- **CHALLENGE**: What is the number of lines holding the word "this"? Write that number and nothing else.

- **TASK DATA**:
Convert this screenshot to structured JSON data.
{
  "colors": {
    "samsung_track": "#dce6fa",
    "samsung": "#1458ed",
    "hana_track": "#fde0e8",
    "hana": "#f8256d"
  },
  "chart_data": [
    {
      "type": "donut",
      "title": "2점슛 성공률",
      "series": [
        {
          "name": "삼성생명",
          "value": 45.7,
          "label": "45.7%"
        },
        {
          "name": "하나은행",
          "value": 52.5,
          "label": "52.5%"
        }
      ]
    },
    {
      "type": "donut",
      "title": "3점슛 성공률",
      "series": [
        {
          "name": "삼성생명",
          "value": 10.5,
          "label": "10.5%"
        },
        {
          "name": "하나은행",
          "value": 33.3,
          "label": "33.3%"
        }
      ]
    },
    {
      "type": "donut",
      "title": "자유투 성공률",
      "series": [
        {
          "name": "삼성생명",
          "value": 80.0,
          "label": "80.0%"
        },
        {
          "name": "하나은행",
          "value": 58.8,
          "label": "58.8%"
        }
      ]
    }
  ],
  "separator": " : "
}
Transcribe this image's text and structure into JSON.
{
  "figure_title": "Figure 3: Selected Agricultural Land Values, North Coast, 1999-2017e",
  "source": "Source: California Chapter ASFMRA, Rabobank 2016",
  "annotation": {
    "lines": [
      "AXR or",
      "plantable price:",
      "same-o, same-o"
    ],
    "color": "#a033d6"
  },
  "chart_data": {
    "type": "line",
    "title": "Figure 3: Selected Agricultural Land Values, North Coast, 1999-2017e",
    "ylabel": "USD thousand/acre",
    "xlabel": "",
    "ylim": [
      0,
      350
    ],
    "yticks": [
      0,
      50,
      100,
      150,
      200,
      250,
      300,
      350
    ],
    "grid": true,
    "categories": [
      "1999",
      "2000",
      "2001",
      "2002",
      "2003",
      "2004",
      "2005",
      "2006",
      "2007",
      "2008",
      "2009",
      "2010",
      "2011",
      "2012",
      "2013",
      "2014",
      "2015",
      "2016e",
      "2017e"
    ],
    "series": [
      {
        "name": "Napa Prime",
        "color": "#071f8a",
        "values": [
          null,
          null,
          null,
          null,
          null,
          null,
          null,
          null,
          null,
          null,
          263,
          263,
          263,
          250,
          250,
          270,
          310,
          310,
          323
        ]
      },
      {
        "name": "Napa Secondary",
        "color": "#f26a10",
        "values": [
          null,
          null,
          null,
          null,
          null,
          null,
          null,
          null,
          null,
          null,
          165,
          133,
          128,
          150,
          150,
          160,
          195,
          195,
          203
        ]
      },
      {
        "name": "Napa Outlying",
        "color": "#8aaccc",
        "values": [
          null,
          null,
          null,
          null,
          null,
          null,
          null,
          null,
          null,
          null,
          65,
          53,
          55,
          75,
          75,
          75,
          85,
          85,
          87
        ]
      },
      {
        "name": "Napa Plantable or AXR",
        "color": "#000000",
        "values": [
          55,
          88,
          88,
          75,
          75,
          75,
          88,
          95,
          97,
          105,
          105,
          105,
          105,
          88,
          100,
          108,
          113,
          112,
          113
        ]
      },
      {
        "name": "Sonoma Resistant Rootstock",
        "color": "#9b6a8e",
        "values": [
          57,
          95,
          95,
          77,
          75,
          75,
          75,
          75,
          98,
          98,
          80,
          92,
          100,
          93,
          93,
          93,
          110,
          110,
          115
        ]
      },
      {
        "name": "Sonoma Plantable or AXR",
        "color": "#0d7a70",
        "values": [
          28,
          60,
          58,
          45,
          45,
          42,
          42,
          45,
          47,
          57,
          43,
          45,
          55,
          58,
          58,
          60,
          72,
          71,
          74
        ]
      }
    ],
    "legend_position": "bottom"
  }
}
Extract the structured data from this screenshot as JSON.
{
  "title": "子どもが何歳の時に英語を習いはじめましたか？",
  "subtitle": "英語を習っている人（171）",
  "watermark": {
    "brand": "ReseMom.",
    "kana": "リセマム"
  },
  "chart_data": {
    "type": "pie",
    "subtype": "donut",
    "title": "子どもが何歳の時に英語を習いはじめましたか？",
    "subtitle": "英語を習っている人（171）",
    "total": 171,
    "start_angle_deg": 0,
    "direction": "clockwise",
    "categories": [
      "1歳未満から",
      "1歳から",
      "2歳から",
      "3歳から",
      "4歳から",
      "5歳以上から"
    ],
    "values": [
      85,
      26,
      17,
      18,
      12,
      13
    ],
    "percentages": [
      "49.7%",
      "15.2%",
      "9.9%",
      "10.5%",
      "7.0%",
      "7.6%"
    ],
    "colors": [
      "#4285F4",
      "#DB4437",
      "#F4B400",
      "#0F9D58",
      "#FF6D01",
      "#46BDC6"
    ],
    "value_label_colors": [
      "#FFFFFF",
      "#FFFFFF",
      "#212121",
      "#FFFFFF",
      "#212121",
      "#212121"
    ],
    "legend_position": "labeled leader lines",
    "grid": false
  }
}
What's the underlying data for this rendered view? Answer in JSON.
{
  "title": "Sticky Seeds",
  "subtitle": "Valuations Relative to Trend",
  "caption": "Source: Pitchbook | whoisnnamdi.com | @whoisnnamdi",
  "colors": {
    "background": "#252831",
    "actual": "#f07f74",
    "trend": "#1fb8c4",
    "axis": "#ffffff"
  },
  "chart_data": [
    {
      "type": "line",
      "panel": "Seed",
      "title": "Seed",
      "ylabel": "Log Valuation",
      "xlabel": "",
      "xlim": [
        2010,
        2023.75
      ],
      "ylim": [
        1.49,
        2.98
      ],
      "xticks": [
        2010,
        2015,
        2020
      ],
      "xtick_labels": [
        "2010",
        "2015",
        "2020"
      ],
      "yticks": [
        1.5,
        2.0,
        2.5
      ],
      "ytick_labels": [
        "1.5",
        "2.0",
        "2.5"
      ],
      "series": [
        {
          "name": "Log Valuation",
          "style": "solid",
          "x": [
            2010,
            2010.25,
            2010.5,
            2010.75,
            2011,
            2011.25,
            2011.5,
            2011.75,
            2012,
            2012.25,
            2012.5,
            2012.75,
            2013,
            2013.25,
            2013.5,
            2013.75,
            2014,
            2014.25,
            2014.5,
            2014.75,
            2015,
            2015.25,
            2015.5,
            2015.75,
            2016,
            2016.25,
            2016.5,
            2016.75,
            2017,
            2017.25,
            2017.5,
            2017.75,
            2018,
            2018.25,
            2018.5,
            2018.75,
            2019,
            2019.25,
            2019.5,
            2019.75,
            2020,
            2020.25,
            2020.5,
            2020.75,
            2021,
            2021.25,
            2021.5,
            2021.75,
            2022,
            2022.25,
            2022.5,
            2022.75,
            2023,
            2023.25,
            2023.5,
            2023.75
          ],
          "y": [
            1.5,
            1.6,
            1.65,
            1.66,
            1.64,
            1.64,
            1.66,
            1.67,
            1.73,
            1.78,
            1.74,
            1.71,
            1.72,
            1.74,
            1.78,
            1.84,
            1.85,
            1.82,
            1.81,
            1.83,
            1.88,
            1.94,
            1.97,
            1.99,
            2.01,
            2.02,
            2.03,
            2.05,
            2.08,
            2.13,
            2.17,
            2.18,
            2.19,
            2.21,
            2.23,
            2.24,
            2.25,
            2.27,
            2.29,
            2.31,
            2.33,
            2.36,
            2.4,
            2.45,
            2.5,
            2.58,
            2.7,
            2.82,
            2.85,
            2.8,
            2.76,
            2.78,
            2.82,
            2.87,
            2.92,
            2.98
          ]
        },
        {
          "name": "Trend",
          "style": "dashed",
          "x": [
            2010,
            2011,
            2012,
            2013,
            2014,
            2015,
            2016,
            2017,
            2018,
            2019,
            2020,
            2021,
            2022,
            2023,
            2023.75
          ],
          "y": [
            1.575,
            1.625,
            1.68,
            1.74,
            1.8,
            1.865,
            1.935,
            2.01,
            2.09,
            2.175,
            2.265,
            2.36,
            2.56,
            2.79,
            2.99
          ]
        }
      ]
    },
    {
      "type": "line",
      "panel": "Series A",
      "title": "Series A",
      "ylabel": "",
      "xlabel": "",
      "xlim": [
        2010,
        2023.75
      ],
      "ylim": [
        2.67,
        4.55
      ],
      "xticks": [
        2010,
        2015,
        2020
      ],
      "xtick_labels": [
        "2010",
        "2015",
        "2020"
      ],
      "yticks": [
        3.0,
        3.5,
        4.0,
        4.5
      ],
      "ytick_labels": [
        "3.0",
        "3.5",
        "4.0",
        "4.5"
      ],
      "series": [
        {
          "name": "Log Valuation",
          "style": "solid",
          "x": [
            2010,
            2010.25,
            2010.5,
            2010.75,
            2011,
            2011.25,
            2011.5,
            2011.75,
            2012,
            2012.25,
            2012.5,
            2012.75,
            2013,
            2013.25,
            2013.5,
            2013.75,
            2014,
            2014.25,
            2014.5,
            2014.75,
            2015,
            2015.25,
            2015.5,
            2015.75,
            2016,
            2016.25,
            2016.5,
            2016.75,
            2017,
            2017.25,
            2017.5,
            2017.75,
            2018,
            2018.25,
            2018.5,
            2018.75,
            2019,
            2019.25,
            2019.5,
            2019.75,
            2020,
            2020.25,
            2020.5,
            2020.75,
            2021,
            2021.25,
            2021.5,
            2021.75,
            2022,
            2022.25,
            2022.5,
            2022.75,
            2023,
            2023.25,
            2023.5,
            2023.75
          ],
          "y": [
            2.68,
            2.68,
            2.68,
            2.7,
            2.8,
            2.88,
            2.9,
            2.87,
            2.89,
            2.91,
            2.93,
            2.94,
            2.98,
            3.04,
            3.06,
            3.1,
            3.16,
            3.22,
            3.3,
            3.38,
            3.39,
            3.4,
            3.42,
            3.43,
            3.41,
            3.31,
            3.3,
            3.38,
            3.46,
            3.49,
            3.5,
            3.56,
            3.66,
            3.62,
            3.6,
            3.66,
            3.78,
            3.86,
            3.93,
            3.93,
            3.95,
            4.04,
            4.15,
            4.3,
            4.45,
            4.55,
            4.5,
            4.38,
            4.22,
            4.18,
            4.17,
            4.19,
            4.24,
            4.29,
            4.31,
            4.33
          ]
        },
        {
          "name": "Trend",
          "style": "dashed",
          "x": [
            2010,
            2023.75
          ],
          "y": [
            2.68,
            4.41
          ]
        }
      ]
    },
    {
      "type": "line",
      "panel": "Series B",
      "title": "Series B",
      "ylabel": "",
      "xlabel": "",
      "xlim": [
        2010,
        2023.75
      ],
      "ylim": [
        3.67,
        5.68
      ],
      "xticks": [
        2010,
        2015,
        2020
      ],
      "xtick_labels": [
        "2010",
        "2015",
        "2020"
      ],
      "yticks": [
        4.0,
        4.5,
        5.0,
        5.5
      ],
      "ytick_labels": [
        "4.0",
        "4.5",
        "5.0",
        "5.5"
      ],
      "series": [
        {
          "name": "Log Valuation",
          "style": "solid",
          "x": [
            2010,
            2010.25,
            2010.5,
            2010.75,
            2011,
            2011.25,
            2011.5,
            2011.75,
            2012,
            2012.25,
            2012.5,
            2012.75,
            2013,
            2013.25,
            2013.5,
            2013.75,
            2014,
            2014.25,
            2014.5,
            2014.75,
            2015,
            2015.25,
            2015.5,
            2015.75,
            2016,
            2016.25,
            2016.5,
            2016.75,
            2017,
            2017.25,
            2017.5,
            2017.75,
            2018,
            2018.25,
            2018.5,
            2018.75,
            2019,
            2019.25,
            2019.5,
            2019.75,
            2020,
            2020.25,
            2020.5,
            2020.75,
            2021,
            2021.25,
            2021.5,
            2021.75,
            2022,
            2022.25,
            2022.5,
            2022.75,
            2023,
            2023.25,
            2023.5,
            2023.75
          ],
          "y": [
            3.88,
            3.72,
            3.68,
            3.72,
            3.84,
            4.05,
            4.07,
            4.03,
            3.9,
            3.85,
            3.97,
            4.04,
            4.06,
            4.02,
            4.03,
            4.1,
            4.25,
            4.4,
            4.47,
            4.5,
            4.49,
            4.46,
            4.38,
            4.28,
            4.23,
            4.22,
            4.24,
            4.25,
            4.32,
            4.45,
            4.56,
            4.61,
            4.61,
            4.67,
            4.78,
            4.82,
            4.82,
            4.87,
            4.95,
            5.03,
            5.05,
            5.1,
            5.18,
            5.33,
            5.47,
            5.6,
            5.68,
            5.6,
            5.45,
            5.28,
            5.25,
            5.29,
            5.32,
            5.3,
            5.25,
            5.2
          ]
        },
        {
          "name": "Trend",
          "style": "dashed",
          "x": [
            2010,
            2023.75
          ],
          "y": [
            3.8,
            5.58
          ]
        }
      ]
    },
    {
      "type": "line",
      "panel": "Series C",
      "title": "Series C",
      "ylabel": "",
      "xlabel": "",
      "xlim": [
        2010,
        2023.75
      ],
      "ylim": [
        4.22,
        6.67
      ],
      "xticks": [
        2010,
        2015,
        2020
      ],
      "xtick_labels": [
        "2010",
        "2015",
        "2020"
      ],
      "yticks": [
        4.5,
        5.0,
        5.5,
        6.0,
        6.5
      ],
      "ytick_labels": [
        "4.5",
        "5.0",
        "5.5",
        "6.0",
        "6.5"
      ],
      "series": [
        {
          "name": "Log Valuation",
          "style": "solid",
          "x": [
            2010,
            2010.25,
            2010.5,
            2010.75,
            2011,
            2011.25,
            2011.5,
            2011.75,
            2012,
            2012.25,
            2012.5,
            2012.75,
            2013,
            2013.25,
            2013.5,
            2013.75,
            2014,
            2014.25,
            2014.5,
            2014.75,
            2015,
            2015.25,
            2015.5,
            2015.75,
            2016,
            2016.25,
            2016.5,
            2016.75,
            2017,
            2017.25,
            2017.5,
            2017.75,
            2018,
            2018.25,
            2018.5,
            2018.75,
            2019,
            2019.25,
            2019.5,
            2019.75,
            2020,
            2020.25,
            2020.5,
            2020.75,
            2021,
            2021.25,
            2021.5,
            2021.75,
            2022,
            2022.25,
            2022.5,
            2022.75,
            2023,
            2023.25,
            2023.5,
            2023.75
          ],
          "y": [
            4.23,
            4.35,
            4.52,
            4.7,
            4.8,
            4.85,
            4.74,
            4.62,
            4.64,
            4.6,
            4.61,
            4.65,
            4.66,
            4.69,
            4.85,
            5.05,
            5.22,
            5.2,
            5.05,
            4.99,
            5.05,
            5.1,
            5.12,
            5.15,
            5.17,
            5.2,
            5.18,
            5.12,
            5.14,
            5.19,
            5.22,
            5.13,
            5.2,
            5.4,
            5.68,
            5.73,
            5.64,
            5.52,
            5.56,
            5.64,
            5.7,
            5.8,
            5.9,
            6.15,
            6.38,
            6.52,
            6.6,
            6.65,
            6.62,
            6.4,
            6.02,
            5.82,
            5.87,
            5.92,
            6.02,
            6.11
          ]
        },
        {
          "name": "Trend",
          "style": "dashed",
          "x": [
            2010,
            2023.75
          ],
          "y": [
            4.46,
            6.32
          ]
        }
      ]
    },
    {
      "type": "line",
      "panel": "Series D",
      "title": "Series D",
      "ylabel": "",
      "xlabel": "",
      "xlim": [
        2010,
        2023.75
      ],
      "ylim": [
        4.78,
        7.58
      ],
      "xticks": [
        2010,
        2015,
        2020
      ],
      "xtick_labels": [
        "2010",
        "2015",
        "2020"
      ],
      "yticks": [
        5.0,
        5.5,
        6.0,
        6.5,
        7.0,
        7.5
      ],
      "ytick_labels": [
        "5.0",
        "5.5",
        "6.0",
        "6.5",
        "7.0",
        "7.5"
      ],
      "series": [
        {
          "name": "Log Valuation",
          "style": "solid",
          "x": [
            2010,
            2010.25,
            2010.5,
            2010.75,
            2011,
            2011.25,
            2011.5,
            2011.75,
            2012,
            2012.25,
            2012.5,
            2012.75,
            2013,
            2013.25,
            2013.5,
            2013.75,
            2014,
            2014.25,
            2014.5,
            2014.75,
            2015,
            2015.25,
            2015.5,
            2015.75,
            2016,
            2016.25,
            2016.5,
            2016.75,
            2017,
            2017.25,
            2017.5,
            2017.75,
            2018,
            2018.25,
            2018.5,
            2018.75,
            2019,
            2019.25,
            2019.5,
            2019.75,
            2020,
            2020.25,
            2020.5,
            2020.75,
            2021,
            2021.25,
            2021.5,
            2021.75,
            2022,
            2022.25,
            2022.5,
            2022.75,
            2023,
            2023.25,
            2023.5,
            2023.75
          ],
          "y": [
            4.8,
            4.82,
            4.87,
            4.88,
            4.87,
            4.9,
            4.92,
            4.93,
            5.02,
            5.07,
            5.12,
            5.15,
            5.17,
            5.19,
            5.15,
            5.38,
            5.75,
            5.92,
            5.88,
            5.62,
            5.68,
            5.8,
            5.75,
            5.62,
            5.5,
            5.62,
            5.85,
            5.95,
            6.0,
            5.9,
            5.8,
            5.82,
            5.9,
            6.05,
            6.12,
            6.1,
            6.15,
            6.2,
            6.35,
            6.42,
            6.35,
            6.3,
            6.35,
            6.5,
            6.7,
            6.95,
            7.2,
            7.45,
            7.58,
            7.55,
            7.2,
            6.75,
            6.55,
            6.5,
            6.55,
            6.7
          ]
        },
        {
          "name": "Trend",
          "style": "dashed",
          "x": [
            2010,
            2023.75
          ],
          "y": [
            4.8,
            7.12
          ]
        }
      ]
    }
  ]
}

- **CORRECT ANSWER**: 4